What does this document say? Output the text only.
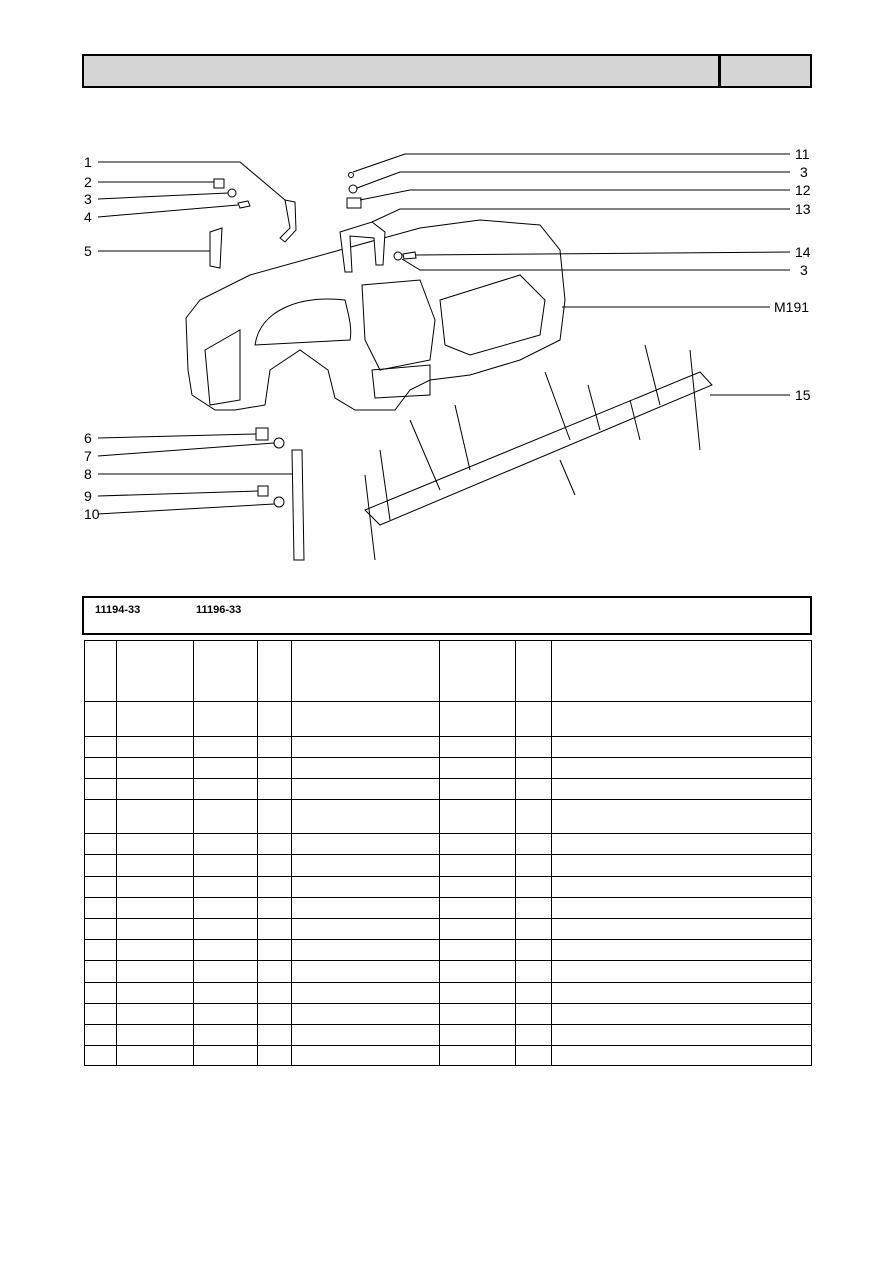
1
2
3
4
5
6
7
8
9
10
11
3
12
13
14
3
M191
15
11194-33	11196-33
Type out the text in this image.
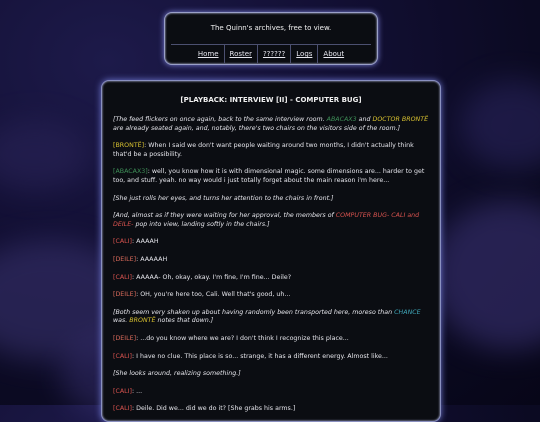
The Quinn's archives, free to view.
Home	Roster	??????	Logs	About
[PLAYBACK: INTERVIEW [II] - COMPUTER BUG]

[The feed flickers on once again, back to the same interview room. ABACAX3 and DOCTOR BRONTË are already seated again, and, notably, there's two chairs on the visitors side of the room.]

[BRONTË]: When I said we don't want people waiting around two months, I didn't actually think that'd be a possibility.

[ABACAX3]: well, you know how it is with dimensional magic. some dimensions are... harder to get too, and stuff. yeah. no way would i just totally forget about the main reason i'm here...

[She just rolls her eyes, and turns her attention to the chairs in front.]

[And, almost as if they were waiting for her approval, the members of COMPUTER BUG- CALI and DEILE- pop into view, landing softly in the chairs.]

[CALI]: AAAAH

[DEILE]: AAAAAH

[CALI]: AAAAA- Oh, okay, okay. I'm fine, I'm fine... Deile?

[DEILE]: OH, you're here too, Cali. Well that's good, uh...

[Both seem very shaken up about having randomly been transported here, moreso than CHANCE was. BRONTË notes that down.]

[DEILE]: ...do you know where we are? I don't think I recognize this place...

[CALI]: I have no clue. This place is so... strange, it has a different energy. Almost like...

[She looks around, realizing something.]

[CALI]: ...

[CALI]: Deile. Did we... did we do it? [She grabs his arms.]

### OBJECTIVE
Return all of the entries exactly as written, but drop any pictures they hold.

### THE RESPONSE
What does this document say? Output the text only.
1
2
3
4
5
6
7
8
9
10
11
3
12
13
14
3
M191
15
11194-33	11196-33
Type out the text in this image.
The Quinn's archives, free to view.
Home	Roster	??????	Logs	About
[PLAYBACK: INTERVIEW [II] - COMPUTER BUG]

[The feed flickers on once again, back to the same interview room. ABACAX3 and DOCTOR BRONTË are already seated again, and, notably, there's two chairs on the visitors side of the room.]

[BRONTË]: When I said we don't want people waiting around two months, I didn't actually think that'd be a possibility.

[ABACAX3]: well, you know how it is with dimensional magic. some dimensions are... harder to get too, and stuff. yeah. no way would i just totally forget about the main reason i'm here...

[She just rolls her eyes, and turns her attention to the chairs in front.]

[And, almost as if they were waiting for her approval, the members of COMPUTER BUG- CALI and DEILE- pop into view, landing softly in the chairs.]

[CALI]: AAAAH

[DEILE]: AAAAAH

[CALI]: AAAAA- Oh, okay, okay. I'm fine, I'm fine... Deile?

[DEILE]: OH, you're here too, Cali. Well that's good, uh...

[Both seem very shaken up about having randomly been transported here, moreso than CHANCE was. BRONTË notes that down.]

[DEILE]: ...do you know where we are? I don't think I recognize this place...

[CALI]: I have no clue. This place is so... strange, it has a different energy. Almost like...

[She looks around, realizing something.]

[CALI]: ...

[CALI]: Deile. Did we... did we do it? [She grabs his arms.]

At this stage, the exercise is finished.